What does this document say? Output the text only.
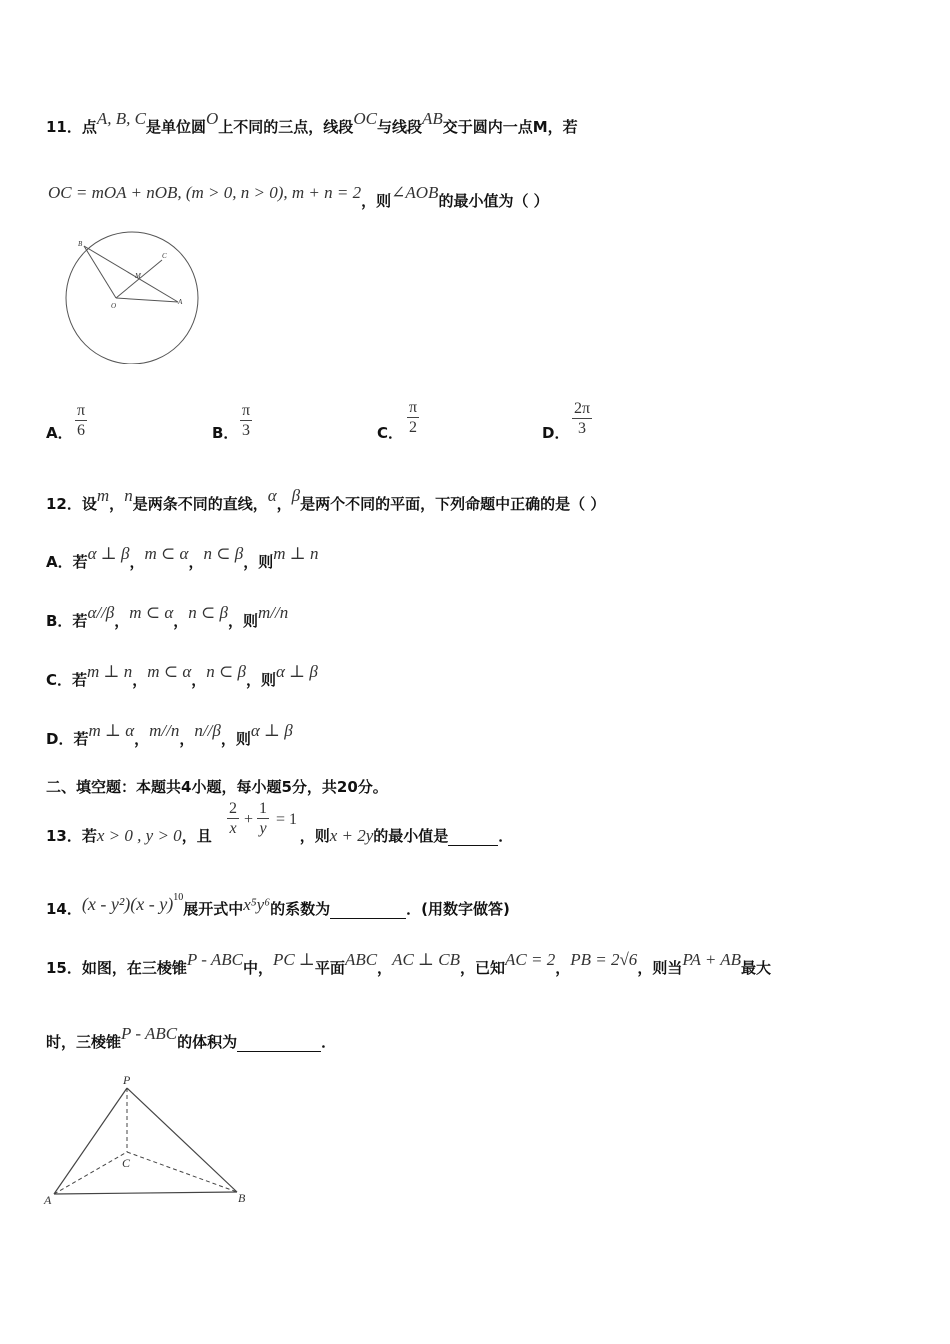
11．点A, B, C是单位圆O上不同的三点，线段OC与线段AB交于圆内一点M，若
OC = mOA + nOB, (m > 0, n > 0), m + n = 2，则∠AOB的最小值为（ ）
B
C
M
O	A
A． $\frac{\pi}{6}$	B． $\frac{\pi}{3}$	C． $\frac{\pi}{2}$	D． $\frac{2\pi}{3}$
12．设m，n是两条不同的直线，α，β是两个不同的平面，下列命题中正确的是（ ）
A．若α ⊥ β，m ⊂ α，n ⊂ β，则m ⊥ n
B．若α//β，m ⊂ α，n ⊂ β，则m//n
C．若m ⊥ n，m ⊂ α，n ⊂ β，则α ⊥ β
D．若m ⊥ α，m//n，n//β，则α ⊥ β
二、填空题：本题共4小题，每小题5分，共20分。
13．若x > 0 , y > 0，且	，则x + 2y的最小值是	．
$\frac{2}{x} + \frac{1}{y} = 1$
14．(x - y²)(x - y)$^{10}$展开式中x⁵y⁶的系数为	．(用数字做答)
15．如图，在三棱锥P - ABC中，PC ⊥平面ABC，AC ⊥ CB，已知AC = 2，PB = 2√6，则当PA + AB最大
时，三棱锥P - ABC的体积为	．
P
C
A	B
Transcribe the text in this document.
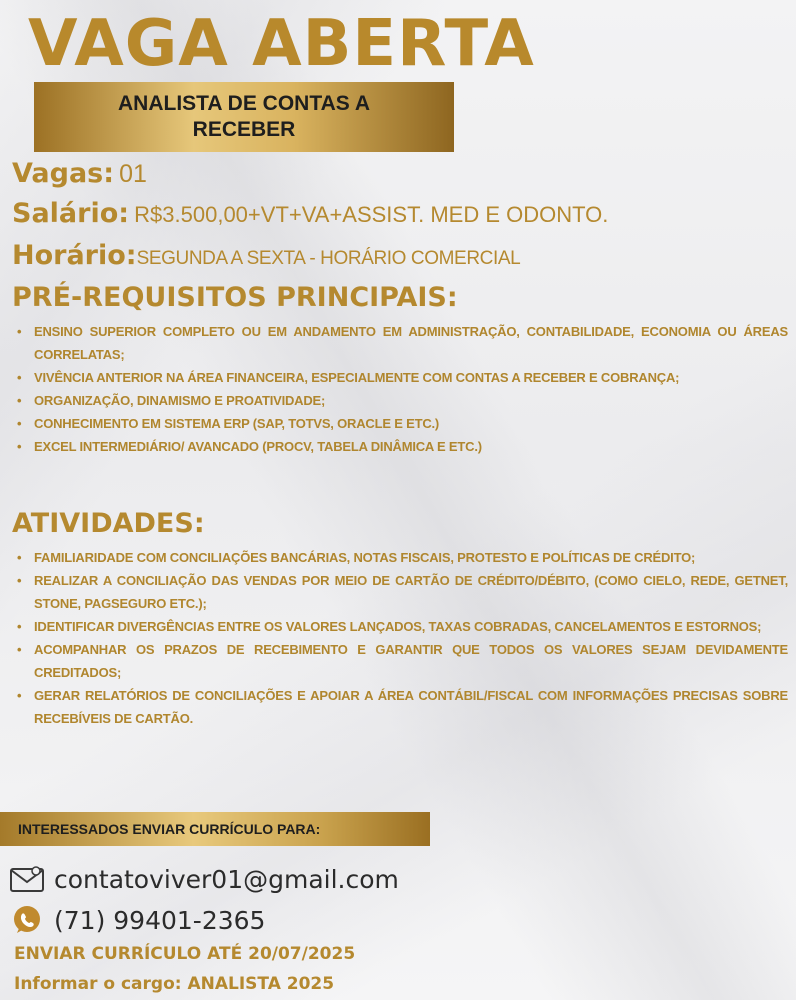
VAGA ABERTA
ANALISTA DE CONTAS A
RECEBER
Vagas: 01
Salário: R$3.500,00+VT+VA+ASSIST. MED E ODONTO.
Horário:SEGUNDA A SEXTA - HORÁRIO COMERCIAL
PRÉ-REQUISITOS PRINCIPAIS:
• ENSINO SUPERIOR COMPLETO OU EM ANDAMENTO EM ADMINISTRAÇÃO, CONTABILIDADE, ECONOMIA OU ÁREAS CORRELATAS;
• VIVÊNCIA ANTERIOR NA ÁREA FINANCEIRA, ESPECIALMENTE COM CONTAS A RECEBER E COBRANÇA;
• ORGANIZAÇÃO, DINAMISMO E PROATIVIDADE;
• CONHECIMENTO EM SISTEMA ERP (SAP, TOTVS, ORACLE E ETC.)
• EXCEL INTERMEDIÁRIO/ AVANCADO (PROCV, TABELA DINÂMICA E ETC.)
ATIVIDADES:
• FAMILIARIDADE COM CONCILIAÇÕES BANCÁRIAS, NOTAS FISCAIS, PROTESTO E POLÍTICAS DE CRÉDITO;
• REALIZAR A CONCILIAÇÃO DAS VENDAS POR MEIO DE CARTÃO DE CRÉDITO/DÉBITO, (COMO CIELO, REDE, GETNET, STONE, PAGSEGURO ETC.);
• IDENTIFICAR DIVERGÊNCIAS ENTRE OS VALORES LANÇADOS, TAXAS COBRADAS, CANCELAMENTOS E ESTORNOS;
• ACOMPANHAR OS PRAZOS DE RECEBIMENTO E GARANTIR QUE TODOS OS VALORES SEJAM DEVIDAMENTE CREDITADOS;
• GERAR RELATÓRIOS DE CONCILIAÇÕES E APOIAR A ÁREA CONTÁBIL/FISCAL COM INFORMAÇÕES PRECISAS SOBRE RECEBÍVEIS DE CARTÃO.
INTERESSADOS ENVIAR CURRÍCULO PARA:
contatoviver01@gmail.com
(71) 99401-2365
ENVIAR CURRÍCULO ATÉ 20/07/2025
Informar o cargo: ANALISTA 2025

Exercise: Filter the entries and copy out every line with the word "CONTAS".

Reply:
ANALISTA DE CONTAS A
• VIVÊNCIA ANTERIOR NA ÁREA FINANCEIRA, ESPECIALMENTE COM CONTAS A RECEBER E COBRANÇA;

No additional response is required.